* [TASK OBJECTIVE]:
Write every line of the material out exactly as shown.

* [RECORDS FOR THIS EXERCISE]:
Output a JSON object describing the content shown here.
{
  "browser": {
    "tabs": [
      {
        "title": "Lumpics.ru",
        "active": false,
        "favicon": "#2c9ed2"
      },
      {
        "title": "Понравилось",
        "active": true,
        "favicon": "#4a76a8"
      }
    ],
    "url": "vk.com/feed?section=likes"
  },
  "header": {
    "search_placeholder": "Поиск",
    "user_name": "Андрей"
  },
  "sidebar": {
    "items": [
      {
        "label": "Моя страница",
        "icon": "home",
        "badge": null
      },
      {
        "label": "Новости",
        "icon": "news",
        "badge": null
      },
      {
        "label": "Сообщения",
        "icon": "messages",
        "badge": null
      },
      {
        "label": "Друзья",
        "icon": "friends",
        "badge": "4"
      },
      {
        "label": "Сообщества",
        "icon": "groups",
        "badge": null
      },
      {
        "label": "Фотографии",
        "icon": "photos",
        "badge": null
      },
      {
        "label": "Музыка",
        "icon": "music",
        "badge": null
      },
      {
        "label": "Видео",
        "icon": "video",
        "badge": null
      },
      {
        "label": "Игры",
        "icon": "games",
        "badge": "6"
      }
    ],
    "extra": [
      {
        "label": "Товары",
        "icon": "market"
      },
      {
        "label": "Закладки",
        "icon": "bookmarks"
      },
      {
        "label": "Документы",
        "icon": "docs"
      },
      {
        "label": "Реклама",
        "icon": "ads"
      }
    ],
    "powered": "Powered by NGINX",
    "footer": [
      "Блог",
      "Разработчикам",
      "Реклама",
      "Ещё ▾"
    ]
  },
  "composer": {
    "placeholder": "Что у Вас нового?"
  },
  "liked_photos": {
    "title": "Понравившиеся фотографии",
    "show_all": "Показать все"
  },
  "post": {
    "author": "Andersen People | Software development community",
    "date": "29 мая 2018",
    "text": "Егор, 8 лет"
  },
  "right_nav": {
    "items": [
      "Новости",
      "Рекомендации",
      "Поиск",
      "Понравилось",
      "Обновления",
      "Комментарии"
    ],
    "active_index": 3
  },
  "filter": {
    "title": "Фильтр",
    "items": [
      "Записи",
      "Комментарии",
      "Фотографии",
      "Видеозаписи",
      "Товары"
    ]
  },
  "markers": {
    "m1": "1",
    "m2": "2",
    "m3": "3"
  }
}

* [COMPLETE RESPONSE]:
Output a JSON object describing the content shown here.
{
  "browser": {
    "tabs": [
      {
        "title": "Lumpics.ru",
        "active": false,
        "favicon": "#2c9ed2"
      },
      {
        "title": "Понравилось",
        "active": true,
        "favicon": "#4a76a8"
      }
    ],
    "url": "vk.com/feed?section=likes"
  },
  "header": {
    "search_placeholder": "Поиск",
    "user_name": "Андрей"
  },
  "sidebar": {
    "items": [
      {
        "label": "Моя страница",
        "icon": "home",
        "badge": null
      },
      {
        "label": "Новости",
        "icon": "news",
        "badge": null
      },
      {
        "label": "Сообщения",
        "icon": "messages",
        "badge": null
      },
      {
        "label": "Друзья",
        "icon": "friends",
        "badge": "4"
      },
      {
        "label": "Сообщества",
        "icon": "groups",
        "badge": null
      },
      {
        "label": "Фотографии",
        "icon": "photos",
        "badge": null
      },
      {
        "label": "Музыка",
        "icon": "music",
        "badge": null
      },
      {
        "label": "Видео",
        "icon": "video",
        "badge": null
      },
      {
        "label": "Игры",
        "icon": "games",
        "badge": "6"
      }
    ],
    "extra": [
      {
        "label": "Товары",
        "icon": "market"
      },
      {
        "label": "Закладки",
        "icon": "bookmarks"
      },
      {
        "label": "Документы",
        "icon": "docs"
      },
      {
        "label": "Реклама",
        "icon": "ads"
      }
    ],
    "powered": "Powered by NGINX",
    "footer": [
      "Блог",
      "Разработчикам",
      "Реклама",
      "Ещё ▾"
    ]
  },
  "composer": {
    "placeholder": "Что у Вас нового?"
  },
  "liked_photos": {
    "title": "Понравившиеся фотографии",
    "show_all": "Показать все"
  },
  "post": {
    "author": "Andersen People | Software development community",
    "date": "29 мая 2018",
    "text": "Егор, 8 лет"
  },
  "right_nav": {
    "items": [
      "Новости",
      "Рекомендации",
      "Поиск",
      "Понравилось",
      "Обновления",
      "Комментарии"
    ],
    "active_index": 3
  },
  "filter": {
    "title": "Фильтр",
    "items": [
      "Записи",
      "Комментарии",
      "Фотографии",
      "Видеозаписи",
      "Товары"
    ]
  },
  "markers": {
    "m1": "1",
    "m2": "2",
    "m3": "3"
  }
}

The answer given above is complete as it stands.